◆ Task requirements
Output the full listing below exactly as it reads, and skip anything that is a picture.

Figure collection entries
══════════

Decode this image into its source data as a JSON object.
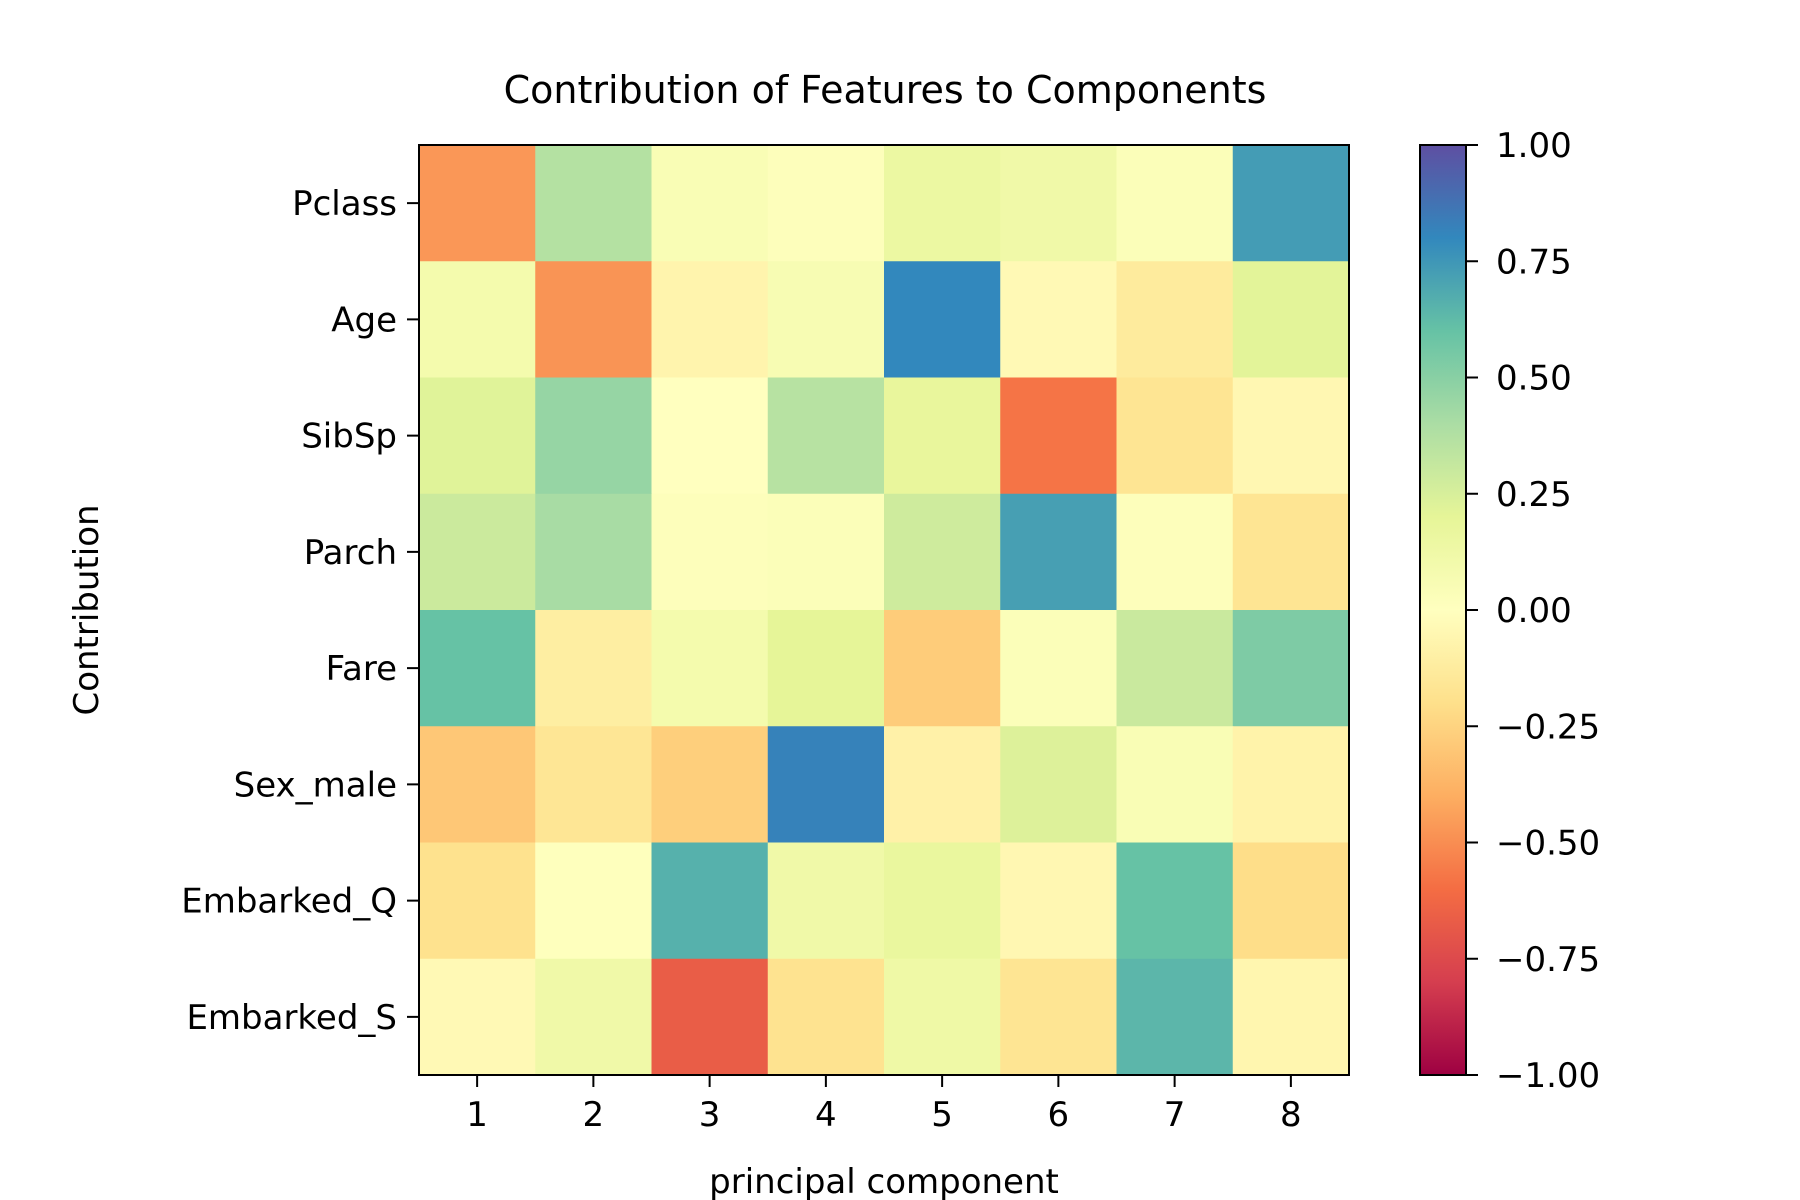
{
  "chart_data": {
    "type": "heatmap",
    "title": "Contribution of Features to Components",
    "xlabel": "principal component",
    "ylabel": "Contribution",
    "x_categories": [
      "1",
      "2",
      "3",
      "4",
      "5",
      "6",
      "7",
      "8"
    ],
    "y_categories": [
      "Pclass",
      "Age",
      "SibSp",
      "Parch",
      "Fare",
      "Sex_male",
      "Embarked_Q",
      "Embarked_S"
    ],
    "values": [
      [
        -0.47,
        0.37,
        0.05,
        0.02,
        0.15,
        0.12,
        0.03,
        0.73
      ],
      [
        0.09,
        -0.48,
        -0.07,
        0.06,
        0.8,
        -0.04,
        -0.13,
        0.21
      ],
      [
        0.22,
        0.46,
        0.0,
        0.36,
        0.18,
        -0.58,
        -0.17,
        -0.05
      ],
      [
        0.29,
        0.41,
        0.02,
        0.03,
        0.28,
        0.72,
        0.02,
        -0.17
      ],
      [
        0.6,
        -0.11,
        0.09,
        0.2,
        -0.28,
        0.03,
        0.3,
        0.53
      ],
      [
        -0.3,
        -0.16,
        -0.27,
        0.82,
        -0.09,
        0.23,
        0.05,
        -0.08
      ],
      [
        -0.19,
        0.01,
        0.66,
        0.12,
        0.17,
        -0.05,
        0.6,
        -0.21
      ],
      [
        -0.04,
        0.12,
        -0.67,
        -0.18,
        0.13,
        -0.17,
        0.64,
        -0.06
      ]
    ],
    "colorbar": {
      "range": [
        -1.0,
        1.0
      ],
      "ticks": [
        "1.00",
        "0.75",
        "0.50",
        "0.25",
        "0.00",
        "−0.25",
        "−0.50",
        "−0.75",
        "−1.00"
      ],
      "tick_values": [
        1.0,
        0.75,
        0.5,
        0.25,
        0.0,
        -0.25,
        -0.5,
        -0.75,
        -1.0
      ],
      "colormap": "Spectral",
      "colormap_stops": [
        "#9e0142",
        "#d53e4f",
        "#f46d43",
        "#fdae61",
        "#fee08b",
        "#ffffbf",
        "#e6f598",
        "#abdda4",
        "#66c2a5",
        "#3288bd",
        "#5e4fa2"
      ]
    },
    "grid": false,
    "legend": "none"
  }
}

══════════

◆ Response
Decode this image into its source data as a JSON object.
{
  "chart_data": {
    "type": "heatmap",
    "title": "Contribution of Features to Components",
    "xlabel": "principal component",
    "ylabel": "Contribution",
    "x_categories": [
      "1",
      "2",
      "3",
      "4",
      "5",
      "6",
      "7",
      "8"
    ],
    "y_categories": [
      "Pclass",
      "Age",
      "SibSp",
      "Parch",
      "Fare",
      "Sex_male",
      "Embarked_Q",
      "Embarked_S"
    ],
    "values": [
      [
        -0.47,
        0.37,
        0.05,
        0.02,
        0.15,
        0.12,
        0.03,
        0.73
      ],
      [
        0.09,
        -0.48,
        -0.07,
        0.06,
        0.8,
        -0.04,
        -0.13,
        0.21
      ],
      [
        0.22,
        0.46,
        0.0,
        0.36,
        0.18,
        -0.58,
        -0.17,
        -0.05
      ],
      [
        0.29,
        0.41,
        0.02,
        0.03,
        0.28,
        0.72,
        0.02,
        -0.17
      ],
      [
        0.6,
        -0.11,
        0.09,
        0.2,
        -0.28,
        0.03,
        0.3,
        0.53
      ],
      [
        -0.3,
        -0.16,
        -0.27,
        0.82,
        -0.09,
        0.23,
        0.05,
        -0.08
      ],
      [
        -0.19,
        0.01,
        0.66,
        0.12,
        0.17,
        -0.05,
        0.6,
        -0.21
      ],
      [
        -0.04,
        0.12,
        -0.67,
        -0.18,
        0.13,
        -0.17,
        0.64,
        -0.06
      ]
    ],
    "colorbar": {
      "range": [
        -1.0,
        1.0
      ],
      "ticks": [
        "1.00",
        "0.75",
        "0.50",
        "0.25",
        "0.00",
        "−0.25",
        "−0.50",
        "−0.75",
        "−1.00"
      ],
      "tick_values": [
        1.0,
        0.75,
        0.5,
        0.25,
        0.0,
        -0.25,
        -0.5,
        -0.75,
        -1.0
      ],
      "colormap": "Spectral",
      "colormap_stops": [
        "#9e0142",
        "#d53e4f",
        "#f46d43",
        "#fdae61",
        "#fee08b",
        "#ffffbf",
        "#e6f598",
        "#abdda4",
        "#66c2a5",
        "#3288bd",
        "#5e4fa2"
      ]
    },
    "grid": false,
    "legend": "none"
  }
}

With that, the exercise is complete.